GOAL
All of the material should be reproduced exactly, with pictures left out.

*** DATA RECORDS

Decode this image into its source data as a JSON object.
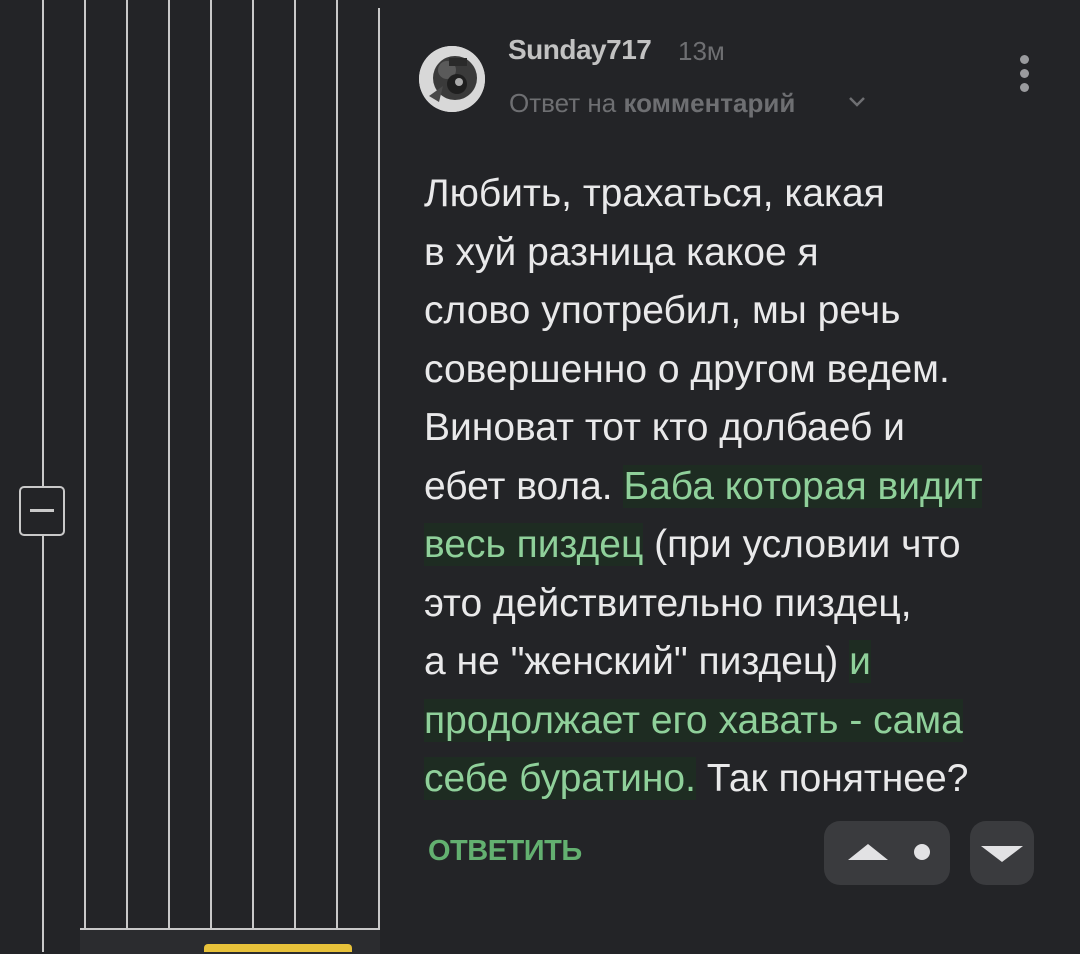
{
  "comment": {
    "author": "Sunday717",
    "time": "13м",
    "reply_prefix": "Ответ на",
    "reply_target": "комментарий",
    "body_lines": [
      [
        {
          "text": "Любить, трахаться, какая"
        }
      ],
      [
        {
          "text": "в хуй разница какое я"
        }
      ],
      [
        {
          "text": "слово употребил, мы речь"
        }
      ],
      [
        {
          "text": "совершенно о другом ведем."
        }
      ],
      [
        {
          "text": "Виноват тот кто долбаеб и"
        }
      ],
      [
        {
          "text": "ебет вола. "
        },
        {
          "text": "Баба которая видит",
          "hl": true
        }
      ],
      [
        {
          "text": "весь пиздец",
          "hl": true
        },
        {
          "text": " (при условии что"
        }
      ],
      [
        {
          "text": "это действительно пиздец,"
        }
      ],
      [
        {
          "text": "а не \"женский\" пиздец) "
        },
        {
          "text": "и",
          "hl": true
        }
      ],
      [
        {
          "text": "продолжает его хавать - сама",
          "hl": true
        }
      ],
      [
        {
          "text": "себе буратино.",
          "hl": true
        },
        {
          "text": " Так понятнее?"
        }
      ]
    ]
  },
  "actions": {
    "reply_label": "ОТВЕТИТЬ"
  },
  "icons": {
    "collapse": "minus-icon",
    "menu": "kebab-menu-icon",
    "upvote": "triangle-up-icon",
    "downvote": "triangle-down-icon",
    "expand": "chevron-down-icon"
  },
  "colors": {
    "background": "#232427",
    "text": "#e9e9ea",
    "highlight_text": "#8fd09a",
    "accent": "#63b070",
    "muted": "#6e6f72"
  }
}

******

FULL SOLUTION
Decode this image into its source data as a JSON object.
{
  "comment": {
    "author": "Sunday717",
    "time": "13м",
    "reply_prefix": "Ответ на",
    "reply_target": "комментарий",
    "body_lines": [
      [
        {
          "text": "Любить, трахаться, какая"
        }
      ],
      [
        {
          "text": "в хуй разница какое я"
        }
      ],
      [
        {
          "text": "слово употребил, мы речь"
        }
      ],
      [
        {
          "text": "совершенно о другом ведем."
        }
      ],
      [
        {
          "text": "Виноват тот кто долбаеб и"
        }
      ],
      [
        {
          "text": "ебет вола. "
        },
        {
          "text": "Баба которая видит",
          "hl": true
        }
      ],
      [
        {
          "text": "весь пиздец",
          "hl": true
        },
        {
          "text": " (при условии что"
        }
      ],
      [
        {
          "text": "это действительно пиздец,"
        }
      ],
      [
        {
          "text": "а не \"женский\" пиздец) "
        },
        {
          "text": "и",
          "hl": true
        }
      ],
      [
        {
          "text": "продолжает его хавать - сама",
          "hl": true
        }
      ],
      [
        {
          "text": "себе буратино.",
          "hl": true
        },
        {
          "text": " Так понятнее?"
        }
      ]
    ]
  },
  "actions": {
    "reply_label": "ОТВЕТИТЬ"
  },
  "icons": {
    "collapse": "minus-icon",
    "menu": "kebab-menu-icon",
    "upvote": "triangle-up-icon",
    "downvote": "triangle-down-icon",
    "expand": "chevron-down-icon"
  },
  "colors": {
    "background": "#232427",
    "text": "#e9e9ea",
    "highlight_text": "#8fd09a",
    "accent": "#63b070",
    "muted": "#6e6f72"
  }
}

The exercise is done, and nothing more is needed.